Objective:
Find the number of lines below in which the word "它们在我的头顶和肩膀上起劲地跳跃" appears, and write that number only.

* * * * * * * * *

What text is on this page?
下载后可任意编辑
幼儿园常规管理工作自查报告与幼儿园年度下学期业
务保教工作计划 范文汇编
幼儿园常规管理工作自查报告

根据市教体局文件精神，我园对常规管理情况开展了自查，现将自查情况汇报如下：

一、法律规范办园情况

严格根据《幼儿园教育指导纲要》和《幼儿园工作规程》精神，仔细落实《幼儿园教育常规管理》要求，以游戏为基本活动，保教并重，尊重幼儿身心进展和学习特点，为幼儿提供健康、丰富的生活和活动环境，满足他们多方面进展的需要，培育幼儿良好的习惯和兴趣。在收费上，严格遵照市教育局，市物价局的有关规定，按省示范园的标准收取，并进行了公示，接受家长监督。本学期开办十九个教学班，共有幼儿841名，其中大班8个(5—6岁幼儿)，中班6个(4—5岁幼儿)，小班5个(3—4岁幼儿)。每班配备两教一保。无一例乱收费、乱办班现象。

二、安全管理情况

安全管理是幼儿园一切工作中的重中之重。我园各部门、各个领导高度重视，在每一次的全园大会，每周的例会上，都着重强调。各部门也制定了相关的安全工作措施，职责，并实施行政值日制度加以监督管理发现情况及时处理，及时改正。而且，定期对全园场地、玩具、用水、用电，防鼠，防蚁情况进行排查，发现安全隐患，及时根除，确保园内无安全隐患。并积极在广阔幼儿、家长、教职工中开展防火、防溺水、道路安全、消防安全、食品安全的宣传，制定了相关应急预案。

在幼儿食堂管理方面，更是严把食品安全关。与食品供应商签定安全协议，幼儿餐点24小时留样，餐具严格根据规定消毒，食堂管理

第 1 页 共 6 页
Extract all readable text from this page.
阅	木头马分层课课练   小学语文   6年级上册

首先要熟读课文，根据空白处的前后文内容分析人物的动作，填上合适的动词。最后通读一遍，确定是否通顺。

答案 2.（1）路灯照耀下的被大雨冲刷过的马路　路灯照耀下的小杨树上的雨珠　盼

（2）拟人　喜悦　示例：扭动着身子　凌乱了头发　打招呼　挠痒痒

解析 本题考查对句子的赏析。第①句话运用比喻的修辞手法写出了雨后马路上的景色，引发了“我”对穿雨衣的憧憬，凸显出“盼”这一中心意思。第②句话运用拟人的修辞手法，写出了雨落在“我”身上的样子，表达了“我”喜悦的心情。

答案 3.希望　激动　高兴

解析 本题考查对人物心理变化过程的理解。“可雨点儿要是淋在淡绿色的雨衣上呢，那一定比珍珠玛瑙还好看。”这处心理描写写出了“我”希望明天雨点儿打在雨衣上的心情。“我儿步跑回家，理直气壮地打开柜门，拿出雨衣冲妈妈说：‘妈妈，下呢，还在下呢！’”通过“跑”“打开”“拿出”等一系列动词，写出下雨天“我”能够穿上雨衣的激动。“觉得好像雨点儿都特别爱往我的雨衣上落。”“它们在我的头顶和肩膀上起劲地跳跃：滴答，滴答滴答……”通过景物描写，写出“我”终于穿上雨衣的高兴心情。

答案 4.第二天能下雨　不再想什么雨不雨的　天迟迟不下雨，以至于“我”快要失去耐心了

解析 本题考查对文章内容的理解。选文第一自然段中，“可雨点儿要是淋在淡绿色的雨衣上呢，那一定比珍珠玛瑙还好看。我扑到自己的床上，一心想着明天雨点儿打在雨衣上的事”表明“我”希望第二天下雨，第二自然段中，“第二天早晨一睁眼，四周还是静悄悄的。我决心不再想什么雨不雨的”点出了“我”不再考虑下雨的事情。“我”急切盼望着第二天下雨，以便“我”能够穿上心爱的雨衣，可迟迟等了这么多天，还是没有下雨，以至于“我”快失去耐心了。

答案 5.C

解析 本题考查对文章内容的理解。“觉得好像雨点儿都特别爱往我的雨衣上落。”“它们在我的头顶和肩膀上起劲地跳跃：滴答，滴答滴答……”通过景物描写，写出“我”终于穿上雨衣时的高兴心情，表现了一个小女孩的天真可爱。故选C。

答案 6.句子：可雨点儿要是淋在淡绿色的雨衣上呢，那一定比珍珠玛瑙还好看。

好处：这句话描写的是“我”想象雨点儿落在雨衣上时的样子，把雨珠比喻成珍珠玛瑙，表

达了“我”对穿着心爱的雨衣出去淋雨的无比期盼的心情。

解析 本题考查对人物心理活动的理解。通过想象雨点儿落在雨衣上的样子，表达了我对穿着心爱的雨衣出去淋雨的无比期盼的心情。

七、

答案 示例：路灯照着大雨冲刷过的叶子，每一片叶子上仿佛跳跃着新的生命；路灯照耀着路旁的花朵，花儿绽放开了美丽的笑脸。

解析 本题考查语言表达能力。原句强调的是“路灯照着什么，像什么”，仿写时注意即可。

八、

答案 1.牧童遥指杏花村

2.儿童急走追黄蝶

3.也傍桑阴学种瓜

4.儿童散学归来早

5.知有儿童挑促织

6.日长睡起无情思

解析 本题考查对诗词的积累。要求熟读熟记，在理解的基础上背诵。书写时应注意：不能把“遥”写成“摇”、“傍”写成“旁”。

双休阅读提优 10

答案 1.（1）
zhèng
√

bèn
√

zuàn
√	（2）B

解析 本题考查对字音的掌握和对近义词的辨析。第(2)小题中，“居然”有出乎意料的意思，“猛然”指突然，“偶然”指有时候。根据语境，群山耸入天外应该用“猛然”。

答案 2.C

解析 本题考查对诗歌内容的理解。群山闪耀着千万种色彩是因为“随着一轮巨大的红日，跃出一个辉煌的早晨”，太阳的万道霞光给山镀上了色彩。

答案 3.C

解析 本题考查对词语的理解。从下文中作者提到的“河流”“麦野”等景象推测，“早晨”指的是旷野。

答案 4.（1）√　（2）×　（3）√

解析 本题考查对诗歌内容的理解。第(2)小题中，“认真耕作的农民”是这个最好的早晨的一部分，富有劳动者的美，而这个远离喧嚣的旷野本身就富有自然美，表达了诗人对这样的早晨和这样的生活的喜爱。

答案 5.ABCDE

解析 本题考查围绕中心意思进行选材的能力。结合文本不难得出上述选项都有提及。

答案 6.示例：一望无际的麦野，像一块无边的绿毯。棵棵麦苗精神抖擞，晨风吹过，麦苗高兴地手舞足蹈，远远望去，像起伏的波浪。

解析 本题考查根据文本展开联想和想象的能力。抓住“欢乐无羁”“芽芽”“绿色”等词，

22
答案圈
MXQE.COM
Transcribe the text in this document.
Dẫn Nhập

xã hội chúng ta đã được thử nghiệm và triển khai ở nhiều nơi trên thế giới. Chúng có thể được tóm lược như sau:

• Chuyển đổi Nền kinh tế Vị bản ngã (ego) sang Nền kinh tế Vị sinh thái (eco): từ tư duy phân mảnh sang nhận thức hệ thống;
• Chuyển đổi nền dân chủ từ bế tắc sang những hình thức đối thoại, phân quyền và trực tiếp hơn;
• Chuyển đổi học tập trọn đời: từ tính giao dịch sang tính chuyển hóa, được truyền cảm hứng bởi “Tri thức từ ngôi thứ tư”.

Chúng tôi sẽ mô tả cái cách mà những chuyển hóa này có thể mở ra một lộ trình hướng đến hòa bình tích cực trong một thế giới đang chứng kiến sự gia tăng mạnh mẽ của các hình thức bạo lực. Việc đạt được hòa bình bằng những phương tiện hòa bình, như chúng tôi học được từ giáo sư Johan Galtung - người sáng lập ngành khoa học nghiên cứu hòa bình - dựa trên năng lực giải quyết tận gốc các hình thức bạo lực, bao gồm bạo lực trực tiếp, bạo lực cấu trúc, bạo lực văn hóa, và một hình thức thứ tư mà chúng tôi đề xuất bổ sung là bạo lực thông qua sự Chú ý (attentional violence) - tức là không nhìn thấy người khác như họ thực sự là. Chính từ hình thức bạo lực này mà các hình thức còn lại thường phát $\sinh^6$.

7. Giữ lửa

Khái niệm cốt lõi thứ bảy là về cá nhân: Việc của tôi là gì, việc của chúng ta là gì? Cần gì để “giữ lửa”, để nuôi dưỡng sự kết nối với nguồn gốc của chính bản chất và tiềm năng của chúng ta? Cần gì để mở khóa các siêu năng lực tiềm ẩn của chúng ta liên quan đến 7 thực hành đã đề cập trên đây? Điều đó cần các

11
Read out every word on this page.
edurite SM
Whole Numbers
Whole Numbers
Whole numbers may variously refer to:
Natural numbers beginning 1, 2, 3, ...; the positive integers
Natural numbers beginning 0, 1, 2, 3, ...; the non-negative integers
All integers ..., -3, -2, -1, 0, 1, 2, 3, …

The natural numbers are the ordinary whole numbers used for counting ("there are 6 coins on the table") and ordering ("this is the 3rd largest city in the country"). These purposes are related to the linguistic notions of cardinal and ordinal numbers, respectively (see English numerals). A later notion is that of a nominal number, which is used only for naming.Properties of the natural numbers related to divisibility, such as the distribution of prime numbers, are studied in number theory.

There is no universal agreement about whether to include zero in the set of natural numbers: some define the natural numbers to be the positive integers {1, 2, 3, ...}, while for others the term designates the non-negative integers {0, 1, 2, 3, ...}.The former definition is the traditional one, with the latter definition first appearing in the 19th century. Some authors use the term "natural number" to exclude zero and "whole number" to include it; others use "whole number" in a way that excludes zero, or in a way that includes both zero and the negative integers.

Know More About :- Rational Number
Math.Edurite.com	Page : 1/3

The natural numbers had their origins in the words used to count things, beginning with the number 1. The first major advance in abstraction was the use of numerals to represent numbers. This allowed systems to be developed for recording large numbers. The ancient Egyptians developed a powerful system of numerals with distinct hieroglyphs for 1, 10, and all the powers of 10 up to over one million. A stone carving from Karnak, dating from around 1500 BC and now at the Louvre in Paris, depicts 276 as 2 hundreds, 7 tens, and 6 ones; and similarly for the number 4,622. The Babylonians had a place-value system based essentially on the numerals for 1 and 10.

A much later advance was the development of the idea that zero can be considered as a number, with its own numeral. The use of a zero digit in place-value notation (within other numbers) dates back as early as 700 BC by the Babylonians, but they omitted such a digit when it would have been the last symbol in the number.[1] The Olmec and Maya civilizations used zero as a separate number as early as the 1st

* * * * * * * * *

Answer below:
2